Filter the data below for the string "life" and copy each matching line.

--- START OF GIVEN RECORDS ---

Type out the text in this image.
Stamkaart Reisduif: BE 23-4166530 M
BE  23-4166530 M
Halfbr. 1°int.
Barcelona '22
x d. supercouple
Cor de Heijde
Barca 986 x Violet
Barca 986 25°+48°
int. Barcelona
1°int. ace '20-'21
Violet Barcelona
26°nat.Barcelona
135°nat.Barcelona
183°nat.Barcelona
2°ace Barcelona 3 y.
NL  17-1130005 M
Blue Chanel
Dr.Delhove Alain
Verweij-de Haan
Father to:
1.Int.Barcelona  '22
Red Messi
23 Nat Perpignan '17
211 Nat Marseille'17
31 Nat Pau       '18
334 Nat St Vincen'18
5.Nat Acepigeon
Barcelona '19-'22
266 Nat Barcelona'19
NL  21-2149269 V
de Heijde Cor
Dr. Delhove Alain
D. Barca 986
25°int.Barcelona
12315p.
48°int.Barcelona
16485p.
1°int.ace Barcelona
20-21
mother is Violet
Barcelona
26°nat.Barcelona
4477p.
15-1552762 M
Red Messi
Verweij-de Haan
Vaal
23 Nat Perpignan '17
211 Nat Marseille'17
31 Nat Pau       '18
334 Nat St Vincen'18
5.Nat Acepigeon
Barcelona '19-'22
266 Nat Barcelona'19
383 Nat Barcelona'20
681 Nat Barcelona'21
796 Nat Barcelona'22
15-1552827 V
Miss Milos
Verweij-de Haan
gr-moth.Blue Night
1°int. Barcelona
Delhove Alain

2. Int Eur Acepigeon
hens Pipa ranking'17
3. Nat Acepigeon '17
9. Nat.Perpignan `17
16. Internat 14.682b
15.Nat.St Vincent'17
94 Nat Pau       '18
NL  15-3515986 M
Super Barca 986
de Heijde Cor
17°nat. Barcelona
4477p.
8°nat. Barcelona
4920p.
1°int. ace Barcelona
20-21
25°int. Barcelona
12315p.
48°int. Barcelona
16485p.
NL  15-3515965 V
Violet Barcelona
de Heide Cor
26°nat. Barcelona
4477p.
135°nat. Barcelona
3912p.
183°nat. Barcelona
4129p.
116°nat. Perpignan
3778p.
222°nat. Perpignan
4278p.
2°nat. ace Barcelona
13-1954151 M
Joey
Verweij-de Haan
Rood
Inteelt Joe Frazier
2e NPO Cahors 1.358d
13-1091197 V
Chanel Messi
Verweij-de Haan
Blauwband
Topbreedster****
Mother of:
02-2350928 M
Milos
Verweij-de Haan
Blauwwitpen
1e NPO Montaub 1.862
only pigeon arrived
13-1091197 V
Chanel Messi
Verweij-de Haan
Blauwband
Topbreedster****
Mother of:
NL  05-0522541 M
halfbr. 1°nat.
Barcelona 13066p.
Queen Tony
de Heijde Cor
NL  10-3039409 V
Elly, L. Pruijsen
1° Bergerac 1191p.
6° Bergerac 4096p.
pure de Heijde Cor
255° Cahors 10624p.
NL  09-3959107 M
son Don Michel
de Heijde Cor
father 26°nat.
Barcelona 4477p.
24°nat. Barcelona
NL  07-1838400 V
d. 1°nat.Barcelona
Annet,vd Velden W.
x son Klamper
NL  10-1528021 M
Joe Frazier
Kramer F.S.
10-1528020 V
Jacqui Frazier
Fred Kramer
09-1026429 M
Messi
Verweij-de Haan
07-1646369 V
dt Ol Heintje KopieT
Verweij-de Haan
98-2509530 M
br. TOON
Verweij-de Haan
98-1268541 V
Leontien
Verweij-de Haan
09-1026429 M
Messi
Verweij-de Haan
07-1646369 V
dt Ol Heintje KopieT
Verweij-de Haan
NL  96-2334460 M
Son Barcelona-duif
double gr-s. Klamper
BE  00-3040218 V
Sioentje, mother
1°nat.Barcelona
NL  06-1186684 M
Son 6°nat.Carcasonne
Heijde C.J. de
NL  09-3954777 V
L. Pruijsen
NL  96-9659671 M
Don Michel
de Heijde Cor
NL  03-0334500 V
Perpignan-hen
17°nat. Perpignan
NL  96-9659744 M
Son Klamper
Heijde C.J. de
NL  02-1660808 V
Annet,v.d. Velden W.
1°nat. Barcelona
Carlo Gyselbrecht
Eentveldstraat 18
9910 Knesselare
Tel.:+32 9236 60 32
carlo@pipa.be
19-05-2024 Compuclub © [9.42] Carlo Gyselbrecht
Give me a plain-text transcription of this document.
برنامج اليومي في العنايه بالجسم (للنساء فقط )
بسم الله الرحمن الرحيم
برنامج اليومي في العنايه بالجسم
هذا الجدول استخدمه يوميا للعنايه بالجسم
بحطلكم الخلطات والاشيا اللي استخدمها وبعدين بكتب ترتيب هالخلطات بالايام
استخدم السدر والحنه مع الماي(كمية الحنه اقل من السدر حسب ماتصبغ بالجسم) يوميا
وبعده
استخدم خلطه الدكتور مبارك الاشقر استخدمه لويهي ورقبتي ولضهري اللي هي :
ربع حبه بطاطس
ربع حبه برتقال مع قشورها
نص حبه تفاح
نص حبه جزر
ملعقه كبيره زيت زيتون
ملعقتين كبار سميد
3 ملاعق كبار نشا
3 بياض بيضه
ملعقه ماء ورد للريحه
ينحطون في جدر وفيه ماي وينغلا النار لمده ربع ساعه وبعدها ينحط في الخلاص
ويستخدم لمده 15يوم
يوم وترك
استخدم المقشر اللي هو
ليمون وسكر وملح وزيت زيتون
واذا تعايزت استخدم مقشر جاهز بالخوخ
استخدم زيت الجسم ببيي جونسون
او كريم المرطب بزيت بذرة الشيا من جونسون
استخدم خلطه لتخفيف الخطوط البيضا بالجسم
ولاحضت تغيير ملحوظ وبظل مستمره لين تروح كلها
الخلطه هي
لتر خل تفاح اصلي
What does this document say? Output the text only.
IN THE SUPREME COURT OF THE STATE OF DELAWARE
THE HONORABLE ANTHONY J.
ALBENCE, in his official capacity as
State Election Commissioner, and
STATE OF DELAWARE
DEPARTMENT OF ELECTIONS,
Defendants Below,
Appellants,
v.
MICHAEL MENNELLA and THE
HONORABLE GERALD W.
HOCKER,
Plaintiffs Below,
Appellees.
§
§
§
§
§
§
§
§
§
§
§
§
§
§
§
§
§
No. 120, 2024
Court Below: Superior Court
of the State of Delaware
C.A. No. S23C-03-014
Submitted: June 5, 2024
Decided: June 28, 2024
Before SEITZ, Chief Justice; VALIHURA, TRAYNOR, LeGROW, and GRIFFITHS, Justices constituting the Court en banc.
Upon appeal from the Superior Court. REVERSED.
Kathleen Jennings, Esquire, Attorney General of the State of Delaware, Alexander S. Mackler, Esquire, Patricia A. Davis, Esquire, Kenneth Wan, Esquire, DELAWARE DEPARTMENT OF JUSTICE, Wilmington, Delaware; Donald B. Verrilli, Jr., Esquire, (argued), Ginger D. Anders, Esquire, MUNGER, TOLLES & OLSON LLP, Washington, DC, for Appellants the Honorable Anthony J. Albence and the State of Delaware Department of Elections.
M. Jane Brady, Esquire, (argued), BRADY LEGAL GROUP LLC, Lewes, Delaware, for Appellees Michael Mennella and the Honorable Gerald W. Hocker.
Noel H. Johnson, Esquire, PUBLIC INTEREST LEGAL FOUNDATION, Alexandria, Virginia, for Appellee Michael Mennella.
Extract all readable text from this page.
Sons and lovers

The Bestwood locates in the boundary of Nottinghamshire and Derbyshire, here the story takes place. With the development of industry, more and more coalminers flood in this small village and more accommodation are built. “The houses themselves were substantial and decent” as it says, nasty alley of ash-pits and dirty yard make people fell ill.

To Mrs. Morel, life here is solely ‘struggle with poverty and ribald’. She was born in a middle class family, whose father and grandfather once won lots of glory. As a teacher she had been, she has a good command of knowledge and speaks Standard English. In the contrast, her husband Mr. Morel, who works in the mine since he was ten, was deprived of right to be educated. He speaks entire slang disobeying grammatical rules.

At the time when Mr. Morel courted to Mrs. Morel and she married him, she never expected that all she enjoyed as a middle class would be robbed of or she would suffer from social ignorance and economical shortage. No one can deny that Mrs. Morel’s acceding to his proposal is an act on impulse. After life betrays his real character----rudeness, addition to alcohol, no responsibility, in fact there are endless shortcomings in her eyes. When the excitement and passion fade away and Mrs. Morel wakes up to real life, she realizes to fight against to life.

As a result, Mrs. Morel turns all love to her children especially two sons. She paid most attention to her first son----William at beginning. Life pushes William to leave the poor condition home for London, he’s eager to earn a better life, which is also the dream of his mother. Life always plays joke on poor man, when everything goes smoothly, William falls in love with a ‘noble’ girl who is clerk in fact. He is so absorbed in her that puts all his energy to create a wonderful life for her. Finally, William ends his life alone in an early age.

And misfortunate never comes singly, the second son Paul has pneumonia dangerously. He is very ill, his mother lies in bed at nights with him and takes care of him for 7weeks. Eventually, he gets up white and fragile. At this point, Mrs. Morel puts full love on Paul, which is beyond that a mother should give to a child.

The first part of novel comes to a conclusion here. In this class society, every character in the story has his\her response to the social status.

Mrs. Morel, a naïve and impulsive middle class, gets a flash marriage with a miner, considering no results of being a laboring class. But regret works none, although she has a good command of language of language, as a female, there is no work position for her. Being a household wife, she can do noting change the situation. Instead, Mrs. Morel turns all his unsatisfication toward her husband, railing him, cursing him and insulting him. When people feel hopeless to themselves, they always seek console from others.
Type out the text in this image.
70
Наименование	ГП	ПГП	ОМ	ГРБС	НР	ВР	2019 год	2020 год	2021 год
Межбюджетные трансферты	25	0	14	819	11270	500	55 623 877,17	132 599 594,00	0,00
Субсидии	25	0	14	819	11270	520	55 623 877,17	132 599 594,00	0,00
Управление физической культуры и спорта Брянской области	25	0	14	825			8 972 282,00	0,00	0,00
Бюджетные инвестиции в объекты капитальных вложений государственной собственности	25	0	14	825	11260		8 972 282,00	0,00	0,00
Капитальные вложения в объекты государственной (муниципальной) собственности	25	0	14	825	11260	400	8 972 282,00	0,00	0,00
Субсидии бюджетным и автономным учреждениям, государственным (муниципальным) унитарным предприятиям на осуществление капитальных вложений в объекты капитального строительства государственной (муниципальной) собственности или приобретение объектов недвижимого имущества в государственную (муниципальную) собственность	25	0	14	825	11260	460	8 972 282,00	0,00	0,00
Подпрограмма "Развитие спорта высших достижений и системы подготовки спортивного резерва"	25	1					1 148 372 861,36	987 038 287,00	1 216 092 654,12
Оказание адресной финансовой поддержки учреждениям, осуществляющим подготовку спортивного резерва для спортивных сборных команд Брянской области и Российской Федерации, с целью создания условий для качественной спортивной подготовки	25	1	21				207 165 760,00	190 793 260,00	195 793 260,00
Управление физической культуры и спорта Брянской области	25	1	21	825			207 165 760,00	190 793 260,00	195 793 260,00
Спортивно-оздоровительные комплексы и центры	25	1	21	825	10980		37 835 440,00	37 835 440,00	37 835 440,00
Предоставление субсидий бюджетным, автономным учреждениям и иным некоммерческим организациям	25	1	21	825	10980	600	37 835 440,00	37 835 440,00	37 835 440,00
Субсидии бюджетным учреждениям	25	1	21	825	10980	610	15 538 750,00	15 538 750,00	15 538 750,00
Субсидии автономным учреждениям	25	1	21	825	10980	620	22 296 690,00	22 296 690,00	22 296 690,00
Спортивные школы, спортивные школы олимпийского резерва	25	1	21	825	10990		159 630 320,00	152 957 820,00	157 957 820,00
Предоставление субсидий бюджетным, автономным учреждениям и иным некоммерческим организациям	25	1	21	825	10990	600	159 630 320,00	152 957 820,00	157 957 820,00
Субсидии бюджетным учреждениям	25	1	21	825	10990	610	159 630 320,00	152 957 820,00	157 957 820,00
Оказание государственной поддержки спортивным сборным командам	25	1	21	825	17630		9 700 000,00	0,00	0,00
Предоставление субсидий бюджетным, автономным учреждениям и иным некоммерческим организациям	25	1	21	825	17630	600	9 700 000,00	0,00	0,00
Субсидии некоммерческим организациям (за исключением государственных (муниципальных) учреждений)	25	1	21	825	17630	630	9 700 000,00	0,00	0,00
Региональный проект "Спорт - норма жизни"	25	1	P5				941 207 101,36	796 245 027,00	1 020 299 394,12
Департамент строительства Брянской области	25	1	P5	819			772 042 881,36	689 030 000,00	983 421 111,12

--- END OF GIVEN RECORDS ---

ANSWER TO THE EXERCISE:
To Mrs. Morel, life here is solely ‘struggle with poverty and ribald’. She was born in a middle class family, whose father and grandfather once won lots of glory. As a teacher she had been, she has a good command of knowledge and speaks Standard English. In the contrast, her husband Mr. Morel, who works in the mine since he was ten, was deprived of right to be educated. He speaks entire slang disobeying grammatical rules.
At the time when Mr. Morel courted to Mrs. Morel and she married him, she never expected that all she enjoyed as a middle class would be robbed of or she would suffer from social ignorance and economical shortage. No one can deny that Mrs. Morel’s acceding to his proposal is an act on impulse. After life betrays his real character----rudeness, addition to alcohol, no responsibility, in fact there are endless shortcomings in her eyes. When the excitement and passion fade away and Mrs. Morel wakes up to real life, she realizes to fight against to life.
As a result, Mrs. Morel turns all love to her children especially two sons. She paid most attention to her first son----William at beginning. Life pushes William to leave the poor condition home for London, he’s eager to earn a better life, which is also the dream of his mother. Life always plays joke on poor man, when everything goes smoothly, William falls in love with a ‘noble’ girl who is clerk in fact. He is so absorbed in her that puts all his energy to create a wonderful life for her. Finally, William ends his life alone in an early age.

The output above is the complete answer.